What to do:
Where the string "content" occurs in the material below, report the whole line.

Materials provided:
────

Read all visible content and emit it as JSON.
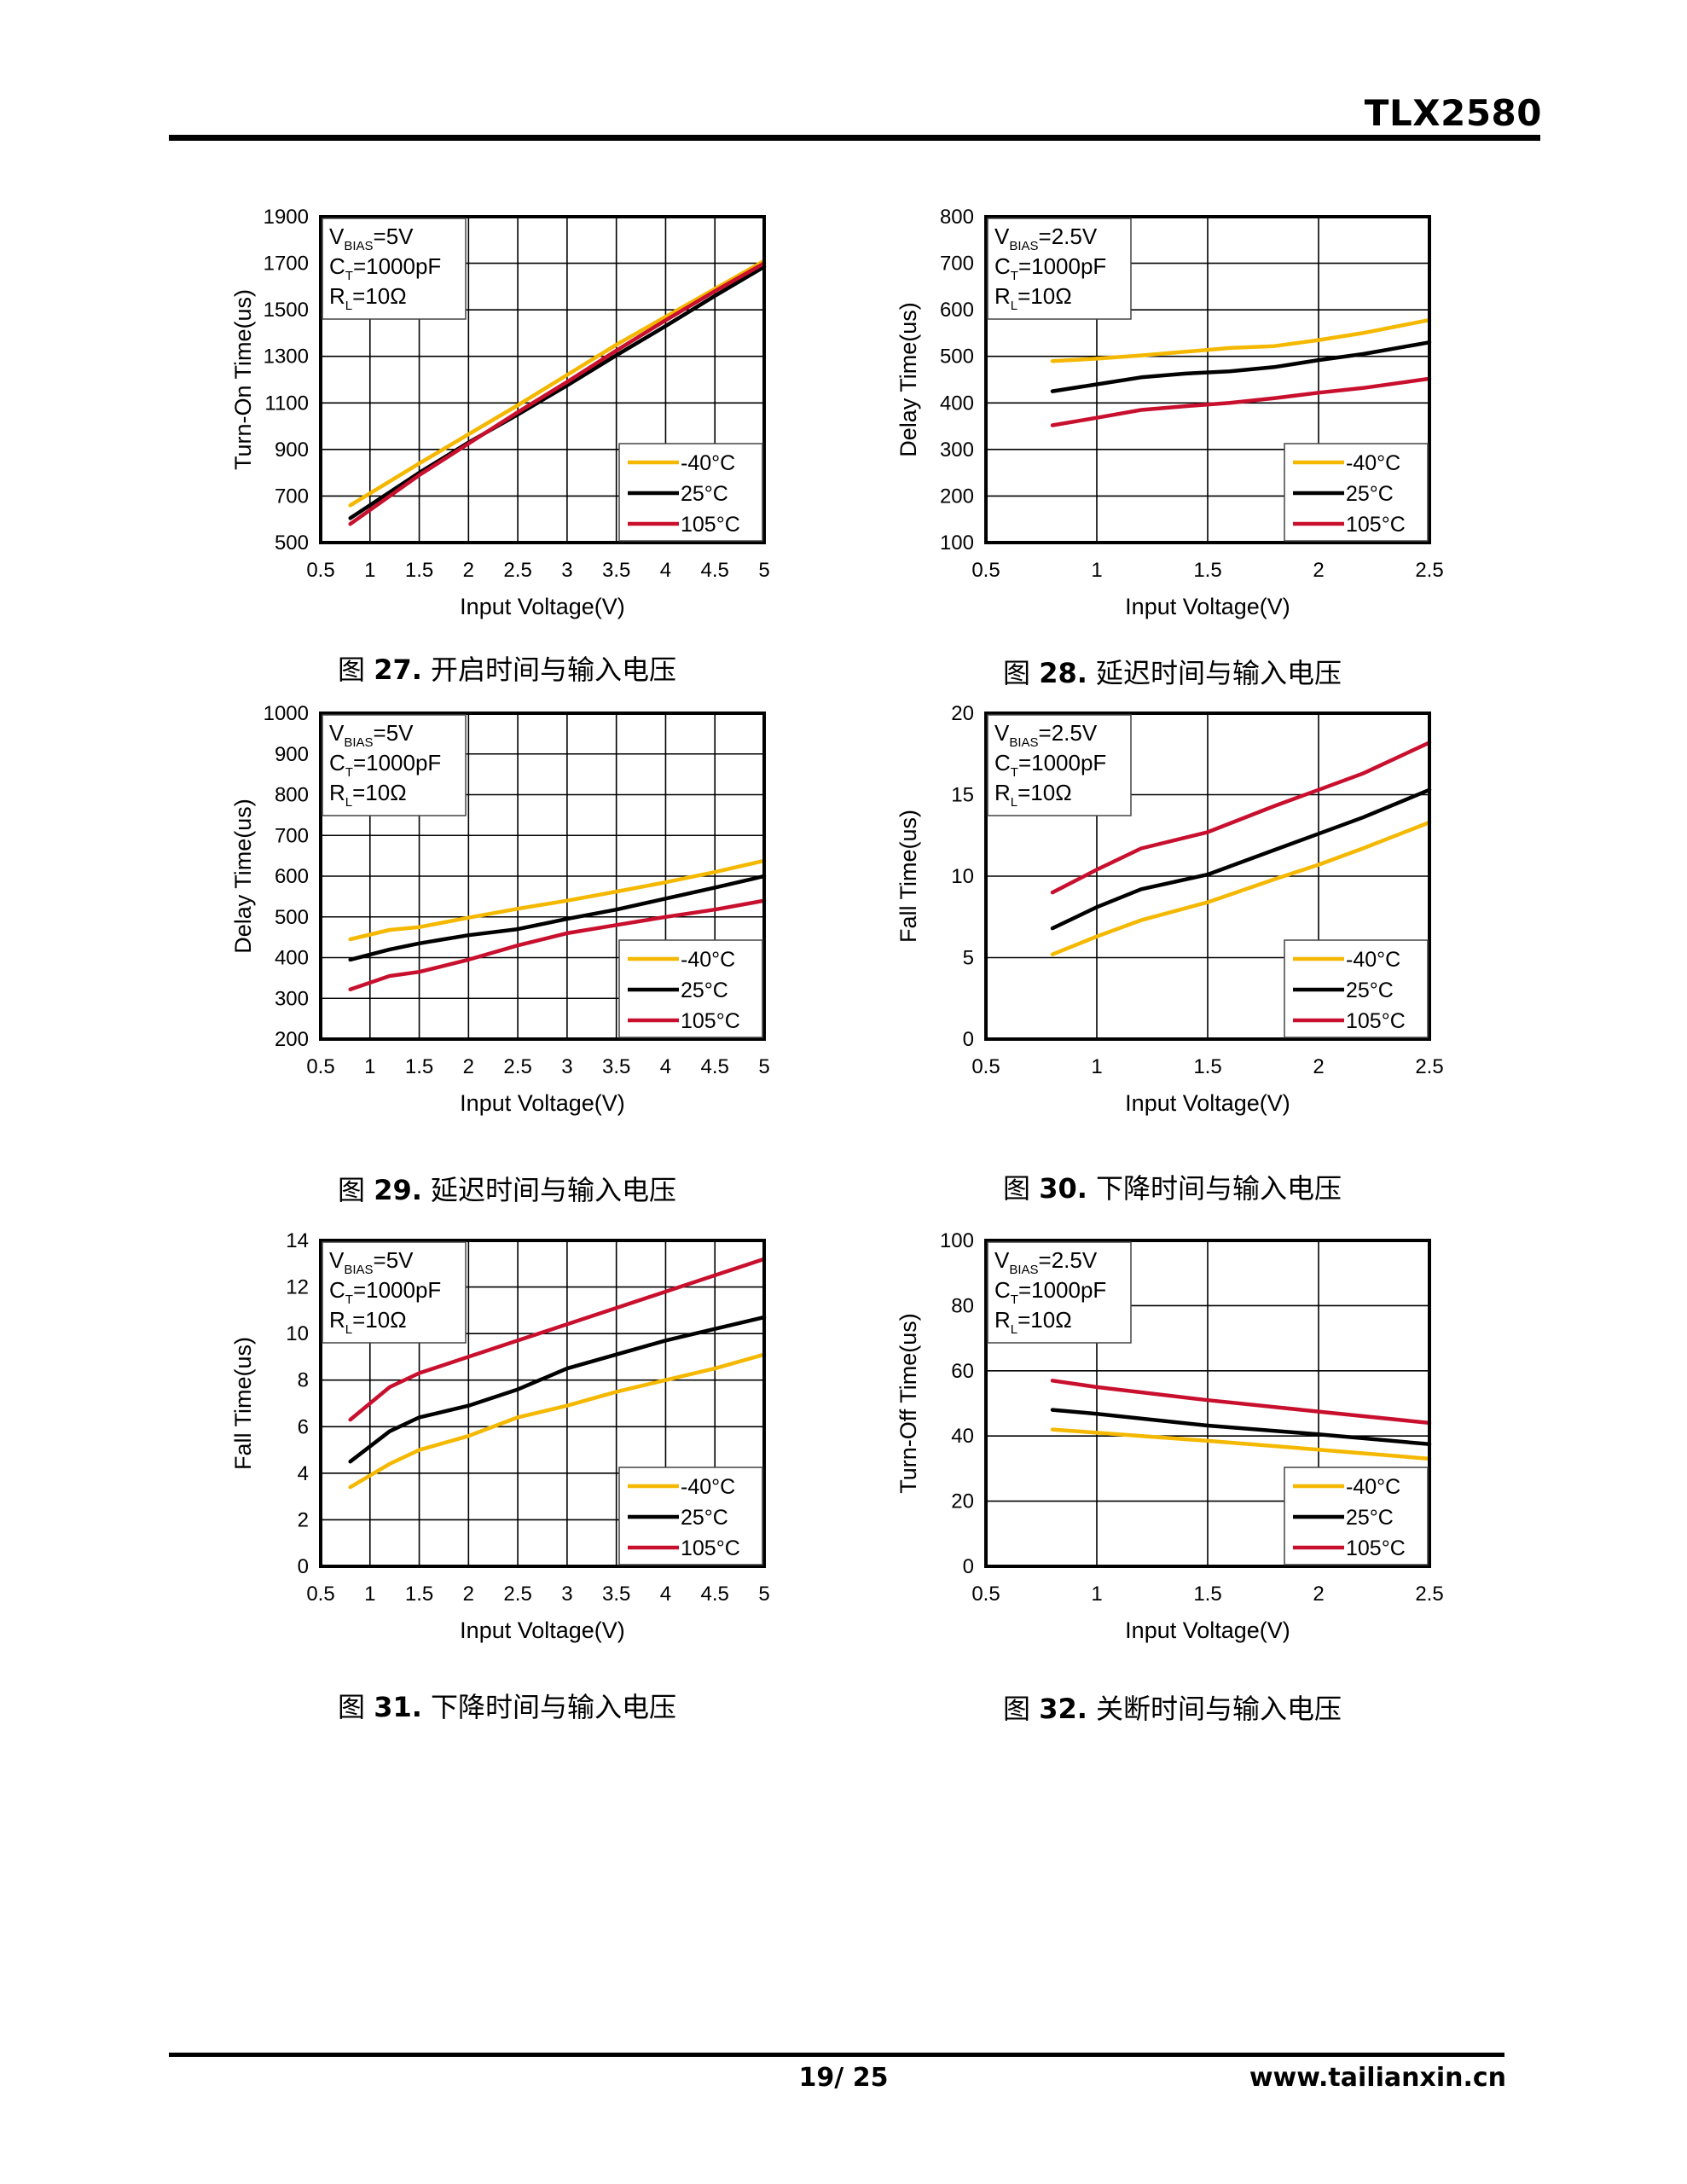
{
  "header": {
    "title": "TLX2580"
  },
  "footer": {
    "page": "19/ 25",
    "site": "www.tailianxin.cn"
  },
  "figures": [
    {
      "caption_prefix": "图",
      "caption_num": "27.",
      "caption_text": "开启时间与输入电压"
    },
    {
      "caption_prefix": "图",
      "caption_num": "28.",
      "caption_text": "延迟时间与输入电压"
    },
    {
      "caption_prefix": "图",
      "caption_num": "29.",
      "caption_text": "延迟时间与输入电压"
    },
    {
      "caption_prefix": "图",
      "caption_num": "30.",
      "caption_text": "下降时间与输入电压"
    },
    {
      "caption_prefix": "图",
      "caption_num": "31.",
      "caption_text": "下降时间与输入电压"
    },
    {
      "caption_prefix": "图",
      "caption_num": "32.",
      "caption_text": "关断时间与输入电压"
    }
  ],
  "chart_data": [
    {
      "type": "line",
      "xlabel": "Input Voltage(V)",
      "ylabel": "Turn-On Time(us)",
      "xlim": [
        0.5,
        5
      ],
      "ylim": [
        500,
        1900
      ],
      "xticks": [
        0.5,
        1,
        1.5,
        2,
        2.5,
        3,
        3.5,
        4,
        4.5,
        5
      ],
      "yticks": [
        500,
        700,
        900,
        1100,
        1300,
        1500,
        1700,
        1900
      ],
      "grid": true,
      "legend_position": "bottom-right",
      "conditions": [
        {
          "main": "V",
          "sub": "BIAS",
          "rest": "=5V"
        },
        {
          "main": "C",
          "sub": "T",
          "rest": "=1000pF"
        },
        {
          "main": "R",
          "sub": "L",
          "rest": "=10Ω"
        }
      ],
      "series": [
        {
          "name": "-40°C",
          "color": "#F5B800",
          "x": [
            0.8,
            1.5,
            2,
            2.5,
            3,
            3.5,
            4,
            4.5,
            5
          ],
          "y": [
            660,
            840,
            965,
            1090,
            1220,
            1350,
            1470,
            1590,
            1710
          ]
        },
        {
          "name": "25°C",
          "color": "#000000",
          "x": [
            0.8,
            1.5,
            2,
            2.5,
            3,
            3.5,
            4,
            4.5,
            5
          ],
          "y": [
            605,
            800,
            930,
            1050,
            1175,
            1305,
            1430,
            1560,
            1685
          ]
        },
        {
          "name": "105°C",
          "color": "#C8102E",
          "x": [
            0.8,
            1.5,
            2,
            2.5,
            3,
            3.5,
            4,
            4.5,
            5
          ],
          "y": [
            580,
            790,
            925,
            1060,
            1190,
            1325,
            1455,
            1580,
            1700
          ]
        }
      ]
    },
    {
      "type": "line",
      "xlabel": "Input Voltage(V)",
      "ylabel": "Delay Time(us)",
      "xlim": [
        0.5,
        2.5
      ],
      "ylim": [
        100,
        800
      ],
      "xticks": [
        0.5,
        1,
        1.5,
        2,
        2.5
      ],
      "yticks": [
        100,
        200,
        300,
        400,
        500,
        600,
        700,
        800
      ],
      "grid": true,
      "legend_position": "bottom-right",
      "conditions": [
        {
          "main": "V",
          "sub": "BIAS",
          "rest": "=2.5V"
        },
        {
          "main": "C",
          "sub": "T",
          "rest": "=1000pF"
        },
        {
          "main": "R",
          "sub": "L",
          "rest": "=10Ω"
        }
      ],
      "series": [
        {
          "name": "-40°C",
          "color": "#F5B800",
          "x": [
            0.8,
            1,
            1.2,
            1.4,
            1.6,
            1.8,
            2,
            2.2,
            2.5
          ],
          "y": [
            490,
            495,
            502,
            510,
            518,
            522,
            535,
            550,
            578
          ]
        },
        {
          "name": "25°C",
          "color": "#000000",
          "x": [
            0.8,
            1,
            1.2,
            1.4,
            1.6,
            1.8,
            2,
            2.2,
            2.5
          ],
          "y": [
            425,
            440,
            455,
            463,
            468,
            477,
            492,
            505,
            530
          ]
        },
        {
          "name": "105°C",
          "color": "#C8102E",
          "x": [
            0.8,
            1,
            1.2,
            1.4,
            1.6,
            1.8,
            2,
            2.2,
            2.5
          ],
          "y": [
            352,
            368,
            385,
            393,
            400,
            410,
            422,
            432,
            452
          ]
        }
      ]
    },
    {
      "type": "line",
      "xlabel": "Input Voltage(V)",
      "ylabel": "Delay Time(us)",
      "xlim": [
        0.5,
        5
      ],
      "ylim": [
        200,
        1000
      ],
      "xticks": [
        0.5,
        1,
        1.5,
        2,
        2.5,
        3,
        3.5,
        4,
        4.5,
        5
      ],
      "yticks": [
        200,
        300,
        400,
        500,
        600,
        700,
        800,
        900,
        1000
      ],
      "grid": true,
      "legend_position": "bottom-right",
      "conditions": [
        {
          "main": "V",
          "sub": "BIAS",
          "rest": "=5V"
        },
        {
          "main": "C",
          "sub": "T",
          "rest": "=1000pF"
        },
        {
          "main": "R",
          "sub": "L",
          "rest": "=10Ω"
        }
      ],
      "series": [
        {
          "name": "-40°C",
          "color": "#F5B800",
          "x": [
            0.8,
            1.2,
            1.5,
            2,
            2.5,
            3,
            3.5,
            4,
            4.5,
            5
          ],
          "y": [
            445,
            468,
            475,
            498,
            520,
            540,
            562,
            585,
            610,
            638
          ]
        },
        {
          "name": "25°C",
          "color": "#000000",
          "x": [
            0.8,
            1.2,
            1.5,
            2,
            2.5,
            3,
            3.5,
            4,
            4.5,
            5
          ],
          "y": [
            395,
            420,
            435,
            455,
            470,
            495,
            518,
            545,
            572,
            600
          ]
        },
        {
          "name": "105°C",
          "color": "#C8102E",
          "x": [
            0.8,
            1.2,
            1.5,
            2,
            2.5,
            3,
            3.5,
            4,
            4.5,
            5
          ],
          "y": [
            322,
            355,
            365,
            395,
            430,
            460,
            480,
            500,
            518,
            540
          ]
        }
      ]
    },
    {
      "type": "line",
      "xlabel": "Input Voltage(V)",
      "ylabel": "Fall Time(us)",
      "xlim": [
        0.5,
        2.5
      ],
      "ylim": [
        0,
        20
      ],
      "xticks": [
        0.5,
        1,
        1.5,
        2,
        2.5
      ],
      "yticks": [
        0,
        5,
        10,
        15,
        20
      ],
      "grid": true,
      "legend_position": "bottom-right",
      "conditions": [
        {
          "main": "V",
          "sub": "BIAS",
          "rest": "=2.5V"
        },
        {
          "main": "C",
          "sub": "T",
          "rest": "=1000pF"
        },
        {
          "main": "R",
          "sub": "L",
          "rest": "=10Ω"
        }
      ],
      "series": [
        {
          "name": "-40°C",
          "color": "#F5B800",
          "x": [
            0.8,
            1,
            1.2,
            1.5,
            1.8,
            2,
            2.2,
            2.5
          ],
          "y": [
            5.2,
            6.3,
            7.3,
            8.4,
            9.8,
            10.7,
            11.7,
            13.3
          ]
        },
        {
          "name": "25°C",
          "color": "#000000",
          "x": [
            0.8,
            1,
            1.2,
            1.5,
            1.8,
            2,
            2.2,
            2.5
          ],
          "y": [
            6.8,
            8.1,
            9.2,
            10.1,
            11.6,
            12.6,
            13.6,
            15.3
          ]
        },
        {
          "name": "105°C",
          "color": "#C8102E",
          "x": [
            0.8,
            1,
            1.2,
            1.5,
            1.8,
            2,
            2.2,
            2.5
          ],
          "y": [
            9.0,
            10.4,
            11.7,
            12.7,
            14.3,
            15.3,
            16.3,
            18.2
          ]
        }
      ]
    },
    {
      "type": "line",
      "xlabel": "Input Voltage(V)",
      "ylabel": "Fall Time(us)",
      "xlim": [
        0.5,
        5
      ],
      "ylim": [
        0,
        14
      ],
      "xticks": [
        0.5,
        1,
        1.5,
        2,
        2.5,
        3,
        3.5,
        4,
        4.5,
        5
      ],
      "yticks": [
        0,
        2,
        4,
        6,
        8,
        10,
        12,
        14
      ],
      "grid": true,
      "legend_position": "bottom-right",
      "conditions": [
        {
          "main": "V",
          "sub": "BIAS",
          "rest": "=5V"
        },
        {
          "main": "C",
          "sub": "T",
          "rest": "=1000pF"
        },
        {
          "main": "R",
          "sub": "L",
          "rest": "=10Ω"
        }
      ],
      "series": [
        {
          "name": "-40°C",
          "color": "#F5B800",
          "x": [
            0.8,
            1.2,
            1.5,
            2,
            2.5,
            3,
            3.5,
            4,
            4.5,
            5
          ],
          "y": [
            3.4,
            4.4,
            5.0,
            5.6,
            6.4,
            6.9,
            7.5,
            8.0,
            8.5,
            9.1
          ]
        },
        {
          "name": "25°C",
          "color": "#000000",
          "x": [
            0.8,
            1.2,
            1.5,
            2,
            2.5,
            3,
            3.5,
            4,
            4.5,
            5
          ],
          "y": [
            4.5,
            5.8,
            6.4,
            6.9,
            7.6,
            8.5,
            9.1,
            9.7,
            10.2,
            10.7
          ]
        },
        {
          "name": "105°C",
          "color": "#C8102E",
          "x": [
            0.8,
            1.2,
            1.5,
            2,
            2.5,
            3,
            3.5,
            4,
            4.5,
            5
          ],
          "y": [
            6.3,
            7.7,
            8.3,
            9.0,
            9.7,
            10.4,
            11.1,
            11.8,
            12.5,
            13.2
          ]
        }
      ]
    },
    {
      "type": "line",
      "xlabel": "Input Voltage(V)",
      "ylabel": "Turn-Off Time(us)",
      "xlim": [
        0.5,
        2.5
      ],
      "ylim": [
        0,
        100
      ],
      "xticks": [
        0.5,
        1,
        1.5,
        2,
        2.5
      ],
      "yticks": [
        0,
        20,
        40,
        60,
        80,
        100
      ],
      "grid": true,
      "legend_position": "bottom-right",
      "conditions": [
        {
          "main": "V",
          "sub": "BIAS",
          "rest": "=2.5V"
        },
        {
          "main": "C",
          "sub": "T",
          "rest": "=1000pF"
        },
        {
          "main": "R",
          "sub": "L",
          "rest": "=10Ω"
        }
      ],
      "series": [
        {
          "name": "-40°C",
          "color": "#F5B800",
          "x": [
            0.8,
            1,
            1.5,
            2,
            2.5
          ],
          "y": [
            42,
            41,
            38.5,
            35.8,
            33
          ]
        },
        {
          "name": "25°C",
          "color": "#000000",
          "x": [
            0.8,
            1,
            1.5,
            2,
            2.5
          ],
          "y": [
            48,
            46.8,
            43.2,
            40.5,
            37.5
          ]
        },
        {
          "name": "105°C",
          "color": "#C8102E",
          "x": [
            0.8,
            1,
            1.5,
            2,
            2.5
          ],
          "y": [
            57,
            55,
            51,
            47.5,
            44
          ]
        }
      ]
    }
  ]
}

────

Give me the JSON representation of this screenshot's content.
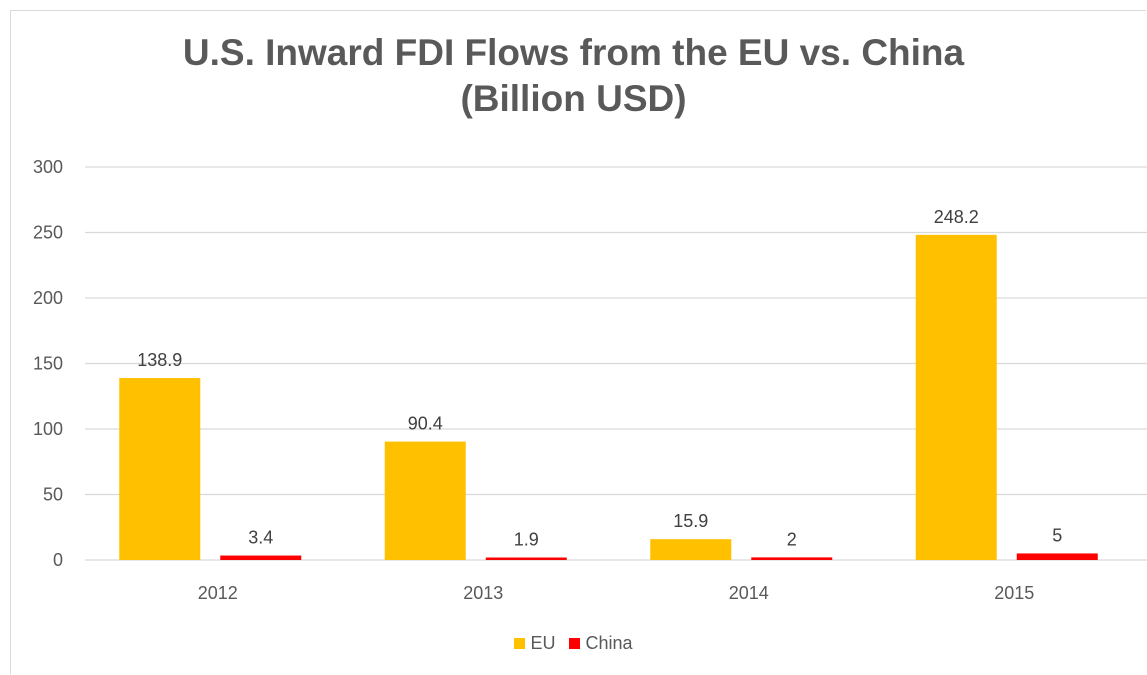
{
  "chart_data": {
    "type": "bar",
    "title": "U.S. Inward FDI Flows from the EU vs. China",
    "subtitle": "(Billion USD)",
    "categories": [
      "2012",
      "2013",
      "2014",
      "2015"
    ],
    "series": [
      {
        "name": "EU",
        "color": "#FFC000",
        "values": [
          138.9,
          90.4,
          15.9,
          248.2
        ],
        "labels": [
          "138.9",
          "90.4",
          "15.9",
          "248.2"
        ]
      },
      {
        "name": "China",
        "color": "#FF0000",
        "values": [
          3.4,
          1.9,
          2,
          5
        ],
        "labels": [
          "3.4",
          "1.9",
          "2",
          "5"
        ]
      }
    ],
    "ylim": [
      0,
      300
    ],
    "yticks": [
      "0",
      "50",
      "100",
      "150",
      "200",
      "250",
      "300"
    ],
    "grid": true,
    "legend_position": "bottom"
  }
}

────

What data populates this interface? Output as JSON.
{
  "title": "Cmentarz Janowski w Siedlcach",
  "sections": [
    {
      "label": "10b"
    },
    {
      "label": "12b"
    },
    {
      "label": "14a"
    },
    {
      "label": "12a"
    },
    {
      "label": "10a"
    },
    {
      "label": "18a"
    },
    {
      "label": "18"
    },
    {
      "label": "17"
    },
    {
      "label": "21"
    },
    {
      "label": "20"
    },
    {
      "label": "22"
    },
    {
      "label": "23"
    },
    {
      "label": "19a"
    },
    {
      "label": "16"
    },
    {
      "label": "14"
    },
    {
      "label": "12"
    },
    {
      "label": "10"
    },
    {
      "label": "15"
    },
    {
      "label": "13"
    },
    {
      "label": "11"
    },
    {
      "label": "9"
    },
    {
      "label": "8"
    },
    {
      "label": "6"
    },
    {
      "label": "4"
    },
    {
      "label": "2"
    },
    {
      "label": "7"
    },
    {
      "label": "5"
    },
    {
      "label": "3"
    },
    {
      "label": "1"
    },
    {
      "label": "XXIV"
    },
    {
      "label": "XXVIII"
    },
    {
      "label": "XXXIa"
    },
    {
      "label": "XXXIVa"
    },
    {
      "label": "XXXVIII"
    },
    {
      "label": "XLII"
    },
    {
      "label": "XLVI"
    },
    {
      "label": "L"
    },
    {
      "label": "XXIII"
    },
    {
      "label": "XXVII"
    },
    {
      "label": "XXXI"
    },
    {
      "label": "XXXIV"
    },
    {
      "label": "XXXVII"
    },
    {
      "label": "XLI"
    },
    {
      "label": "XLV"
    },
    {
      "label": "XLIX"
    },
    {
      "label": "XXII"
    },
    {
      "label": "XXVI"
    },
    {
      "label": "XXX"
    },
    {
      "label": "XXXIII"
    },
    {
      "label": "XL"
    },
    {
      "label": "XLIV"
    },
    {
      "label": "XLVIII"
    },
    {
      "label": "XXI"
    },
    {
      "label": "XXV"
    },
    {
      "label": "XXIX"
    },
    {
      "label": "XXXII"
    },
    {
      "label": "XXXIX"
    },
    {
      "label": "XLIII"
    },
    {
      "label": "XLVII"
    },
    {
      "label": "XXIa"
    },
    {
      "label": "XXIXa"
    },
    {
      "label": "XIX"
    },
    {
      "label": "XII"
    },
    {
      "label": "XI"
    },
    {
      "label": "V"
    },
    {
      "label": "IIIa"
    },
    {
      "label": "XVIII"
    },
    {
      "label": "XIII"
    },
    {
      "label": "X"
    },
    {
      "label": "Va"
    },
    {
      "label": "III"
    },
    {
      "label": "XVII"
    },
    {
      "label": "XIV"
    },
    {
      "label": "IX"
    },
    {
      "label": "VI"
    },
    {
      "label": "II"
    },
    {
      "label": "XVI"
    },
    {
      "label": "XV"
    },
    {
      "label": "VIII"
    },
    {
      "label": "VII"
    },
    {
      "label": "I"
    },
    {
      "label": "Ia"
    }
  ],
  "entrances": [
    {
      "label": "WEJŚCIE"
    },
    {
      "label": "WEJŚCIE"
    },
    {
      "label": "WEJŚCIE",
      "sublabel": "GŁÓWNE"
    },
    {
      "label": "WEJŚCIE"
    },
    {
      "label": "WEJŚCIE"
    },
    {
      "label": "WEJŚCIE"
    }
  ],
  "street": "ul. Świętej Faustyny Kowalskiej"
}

────

Task output:
Read all visible content and emit it as JSON.
Give me the JSON representation of this screenshot's content.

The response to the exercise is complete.